Task details: Check each line of the material below for the string "ylabel", then report how many lines have it, and nothing else.

┄┄┄┄┄┄┄┄┄┄

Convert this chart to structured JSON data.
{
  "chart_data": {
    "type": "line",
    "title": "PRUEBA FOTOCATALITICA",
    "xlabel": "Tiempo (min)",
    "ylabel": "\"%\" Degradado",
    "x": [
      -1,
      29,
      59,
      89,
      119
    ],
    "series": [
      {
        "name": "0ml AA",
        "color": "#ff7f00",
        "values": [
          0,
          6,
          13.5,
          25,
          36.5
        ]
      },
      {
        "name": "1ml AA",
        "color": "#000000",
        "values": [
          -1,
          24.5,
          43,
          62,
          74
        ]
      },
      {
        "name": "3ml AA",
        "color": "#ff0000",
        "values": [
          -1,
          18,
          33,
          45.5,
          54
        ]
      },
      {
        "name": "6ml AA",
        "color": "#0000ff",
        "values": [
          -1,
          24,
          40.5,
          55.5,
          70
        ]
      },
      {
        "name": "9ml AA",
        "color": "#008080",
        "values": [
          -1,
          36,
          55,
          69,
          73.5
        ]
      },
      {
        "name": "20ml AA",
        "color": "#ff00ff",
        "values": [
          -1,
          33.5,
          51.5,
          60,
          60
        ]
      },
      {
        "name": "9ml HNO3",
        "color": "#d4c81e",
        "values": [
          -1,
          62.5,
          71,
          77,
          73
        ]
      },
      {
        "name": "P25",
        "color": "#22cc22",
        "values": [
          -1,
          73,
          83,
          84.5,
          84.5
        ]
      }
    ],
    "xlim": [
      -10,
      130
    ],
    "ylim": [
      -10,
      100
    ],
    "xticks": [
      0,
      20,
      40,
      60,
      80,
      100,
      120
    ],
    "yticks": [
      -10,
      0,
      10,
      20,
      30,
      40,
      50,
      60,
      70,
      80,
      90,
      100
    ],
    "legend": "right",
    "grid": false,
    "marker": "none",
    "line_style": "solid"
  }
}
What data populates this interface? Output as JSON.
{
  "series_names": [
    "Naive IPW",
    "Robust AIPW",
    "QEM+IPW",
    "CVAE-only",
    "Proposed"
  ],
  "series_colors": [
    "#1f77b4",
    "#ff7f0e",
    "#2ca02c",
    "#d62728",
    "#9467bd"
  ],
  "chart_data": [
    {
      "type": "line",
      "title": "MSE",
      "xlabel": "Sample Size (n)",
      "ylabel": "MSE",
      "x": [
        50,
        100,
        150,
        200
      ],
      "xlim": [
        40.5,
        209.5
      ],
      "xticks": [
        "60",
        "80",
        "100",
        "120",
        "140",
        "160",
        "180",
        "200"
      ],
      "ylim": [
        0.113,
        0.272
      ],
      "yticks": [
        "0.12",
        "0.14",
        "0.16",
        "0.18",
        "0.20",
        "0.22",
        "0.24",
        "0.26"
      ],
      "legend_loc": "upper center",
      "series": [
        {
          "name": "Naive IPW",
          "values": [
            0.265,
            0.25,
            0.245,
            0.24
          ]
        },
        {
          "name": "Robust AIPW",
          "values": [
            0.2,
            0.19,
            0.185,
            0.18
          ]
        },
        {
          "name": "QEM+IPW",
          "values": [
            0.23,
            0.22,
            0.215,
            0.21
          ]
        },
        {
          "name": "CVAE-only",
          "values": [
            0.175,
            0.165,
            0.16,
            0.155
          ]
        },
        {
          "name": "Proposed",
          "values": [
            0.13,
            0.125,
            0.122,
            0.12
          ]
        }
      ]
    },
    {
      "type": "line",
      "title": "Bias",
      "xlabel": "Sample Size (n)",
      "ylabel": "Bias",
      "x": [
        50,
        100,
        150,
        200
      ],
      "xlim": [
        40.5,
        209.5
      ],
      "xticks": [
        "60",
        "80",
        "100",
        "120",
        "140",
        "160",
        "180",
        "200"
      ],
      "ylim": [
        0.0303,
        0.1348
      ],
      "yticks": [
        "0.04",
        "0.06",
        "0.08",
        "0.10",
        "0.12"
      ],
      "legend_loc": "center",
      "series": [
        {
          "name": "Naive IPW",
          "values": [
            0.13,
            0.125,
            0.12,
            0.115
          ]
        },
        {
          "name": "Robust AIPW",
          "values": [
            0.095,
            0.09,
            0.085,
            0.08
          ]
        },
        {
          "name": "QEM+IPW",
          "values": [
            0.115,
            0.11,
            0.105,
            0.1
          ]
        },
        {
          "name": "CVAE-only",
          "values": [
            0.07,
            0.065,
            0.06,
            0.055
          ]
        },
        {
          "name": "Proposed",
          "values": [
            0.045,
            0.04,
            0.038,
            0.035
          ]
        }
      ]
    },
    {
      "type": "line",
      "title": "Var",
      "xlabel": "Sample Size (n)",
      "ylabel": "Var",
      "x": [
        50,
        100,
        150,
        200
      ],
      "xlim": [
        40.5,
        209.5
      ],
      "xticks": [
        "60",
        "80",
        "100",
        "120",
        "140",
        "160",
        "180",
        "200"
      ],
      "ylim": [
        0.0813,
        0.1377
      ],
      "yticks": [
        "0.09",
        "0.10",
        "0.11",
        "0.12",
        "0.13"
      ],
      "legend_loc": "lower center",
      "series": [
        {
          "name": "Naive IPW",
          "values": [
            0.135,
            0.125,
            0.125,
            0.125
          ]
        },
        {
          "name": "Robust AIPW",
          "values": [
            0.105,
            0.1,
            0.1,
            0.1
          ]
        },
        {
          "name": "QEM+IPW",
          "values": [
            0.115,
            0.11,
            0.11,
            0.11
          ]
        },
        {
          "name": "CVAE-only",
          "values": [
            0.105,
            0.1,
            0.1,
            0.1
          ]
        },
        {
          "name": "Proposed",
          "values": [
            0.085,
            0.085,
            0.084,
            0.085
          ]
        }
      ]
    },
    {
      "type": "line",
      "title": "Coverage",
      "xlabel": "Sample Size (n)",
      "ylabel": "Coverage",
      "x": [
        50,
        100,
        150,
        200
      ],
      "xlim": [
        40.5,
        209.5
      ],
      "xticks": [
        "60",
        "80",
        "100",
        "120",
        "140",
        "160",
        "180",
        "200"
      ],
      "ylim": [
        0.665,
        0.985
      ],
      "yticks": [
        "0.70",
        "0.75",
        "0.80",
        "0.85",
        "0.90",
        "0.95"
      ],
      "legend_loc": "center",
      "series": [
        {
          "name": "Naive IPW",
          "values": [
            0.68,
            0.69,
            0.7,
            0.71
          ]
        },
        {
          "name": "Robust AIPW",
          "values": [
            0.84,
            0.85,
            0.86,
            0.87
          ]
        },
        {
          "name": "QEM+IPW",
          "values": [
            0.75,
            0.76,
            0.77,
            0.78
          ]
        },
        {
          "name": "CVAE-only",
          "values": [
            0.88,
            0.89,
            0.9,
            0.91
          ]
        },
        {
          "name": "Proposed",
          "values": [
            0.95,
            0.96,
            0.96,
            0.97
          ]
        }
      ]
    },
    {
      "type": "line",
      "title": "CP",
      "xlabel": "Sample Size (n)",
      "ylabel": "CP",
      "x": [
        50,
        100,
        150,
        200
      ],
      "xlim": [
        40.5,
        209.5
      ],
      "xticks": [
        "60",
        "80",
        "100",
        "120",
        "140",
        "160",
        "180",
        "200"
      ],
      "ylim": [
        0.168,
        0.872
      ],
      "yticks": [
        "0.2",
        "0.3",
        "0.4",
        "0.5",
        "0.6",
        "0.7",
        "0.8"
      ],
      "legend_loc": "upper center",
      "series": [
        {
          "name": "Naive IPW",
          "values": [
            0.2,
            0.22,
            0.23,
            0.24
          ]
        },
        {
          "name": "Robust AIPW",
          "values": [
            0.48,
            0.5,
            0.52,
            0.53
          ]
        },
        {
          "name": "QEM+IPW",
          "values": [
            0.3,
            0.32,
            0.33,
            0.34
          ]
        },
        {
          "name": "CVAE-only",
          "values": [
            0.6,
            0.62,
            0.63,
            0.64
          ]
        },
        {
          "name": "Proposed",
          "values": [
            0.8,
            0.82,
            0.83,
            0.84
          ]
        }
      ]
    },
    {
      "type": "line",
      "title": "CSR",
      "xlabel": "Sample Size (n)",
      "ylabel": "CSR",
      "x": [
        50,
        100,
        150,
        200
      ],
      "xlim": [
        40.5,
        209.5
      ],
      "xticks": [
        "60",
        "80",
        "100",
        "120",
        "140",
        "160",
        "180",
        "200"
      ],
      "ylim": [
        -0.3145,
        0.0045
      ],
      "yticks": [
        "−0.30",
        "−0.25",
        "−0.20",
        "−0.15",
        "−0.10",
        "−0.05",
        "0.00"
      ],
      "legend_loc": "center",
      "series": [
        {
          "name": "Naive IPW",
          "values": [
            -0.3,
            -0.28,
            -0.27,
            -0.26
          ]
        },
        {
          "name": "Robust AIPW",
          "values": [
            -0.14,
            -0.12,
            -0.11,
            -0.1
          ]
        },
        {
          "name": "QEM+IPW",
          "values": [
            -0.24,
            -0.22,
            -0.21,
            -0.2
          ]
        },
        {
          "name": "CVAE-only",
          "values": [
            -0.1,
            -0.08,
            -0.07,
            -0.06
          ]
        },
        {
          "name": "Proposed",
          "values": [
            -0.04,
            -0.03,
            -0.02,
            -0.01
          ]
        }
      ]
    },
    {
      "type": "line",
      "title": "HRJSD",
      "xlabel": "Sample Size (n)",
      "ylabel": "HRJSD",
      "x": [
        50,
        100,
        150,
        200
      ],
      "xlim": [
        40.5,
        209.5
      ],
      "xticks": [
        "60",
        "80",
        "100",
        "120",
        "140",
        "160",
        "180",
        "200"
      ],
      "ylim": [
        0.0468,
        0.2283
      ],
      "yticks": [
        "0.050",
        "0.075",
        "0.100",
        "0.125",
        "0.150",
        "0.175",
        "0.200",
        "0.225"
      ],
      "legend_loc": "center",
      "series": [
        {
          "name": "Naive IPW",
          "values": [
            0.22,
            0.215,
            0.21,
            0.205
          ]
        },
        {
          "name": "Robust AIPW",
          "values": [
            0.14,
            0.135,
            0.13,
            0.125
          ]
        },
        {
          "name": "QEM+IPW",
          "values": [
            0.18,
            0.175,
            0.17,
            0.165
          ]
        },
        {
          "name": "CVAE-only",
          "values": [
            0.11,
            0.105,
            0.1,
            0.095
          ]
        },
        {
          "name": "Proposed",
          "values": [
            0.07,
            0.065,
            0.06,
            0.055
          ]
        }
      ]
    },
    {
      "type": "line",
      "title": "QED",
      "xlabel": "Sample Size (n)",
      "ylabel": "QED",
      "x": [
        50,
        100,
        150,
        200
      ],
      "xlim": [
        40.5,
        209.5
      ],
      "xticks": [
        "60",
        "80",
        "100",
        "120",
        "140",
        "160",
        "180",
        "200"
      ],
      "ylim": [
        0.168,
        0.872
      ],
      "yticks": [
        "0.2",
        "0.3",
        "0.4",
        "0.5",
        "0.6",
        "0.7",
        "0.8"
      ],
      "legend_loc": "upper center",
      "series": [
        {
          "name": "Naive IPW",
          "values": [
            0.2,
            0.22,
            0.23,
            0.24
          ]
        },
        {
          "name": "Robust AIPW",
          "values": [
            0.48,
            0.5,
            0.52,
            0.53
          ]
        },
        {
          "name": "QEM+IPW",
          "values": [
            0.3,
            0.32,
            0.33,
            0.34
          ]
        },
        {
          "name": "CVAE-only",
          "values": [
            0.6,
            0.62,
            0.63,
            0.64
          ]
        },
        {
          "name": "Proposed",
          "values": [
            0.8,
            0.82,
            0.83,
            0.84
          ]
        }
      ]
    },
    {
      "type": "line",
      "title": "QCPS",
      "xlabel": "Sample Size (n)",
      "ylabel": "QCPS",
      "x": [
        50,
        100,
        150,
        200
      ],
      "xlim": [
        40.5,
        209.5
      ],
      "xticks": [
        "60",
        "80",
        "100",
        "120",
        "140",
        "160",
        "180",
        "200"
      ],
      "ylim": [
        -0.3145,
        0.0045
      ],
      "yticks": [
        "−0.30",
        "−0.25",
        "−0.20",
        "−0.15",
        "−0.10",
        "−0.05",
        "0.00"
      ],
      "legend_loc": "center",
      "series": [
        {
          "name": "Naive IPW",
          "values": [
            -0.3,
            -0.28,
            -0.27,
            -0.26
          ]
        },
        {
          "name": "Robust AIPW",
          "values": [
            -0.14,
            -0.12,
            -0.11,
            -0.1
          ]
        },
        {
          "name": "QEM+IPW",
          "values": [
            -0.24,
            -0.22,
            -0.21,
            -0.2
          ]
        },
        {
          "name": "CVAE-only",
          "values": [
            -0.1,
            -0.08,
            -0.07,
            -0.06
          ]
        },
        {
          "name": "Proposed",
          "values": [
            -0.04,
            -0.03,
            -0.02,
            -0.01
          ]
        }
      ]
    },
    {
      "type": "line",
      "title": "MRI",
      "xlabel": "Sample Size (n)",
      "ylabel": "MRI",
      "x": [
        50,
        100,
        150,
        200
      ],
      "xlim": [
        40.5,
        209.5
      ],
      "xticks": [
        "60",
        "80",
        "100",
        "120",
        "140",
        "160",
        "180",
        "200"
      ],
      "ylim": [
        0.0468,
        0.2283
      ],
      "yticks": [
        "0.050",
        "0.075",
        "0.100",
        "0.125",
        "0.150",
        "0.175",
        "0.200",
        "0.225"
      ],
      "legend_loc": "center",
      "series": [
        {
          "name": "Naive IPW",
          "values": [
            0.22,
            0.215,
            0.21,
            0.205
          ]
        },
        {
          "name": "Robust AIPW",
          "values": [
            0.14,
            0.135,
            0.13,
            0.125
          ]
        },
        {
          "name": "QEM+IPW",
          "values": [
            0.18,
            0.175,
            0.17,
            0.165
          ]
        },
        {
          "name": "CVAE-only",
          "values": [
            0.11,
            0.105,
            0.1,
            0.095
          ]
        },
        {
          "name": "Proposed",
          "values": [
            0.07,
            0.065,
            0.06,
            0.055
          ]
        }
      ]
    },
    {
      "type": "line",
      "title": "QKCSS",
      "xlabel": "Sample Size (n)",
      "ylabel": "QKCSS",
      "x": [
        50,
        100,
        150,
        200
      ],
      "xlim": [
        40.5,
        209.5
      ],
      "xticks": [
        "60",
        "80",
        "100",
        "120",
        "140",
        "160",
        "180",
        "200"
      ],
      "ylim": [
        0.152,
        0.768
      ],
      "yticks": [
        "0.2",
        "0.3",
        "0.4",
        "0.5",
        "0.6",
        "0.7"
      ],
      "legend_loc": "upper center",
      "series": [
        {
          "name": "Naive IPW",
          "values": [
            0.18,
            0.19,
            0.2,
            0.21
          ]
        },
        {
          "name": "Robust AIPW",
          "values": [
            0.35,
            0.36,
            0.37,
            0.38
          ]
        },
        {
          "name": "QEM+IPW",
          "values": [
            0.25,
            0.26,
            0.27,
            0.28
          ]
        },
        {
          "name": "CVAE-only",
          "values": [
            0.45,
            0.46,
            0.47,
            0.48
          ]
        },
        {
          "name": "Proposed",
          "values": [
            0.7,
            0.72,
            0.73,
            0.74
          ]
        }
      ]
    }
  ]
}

┄┄┄┄┄┄┄┄┄┄

Result of the exercise: 12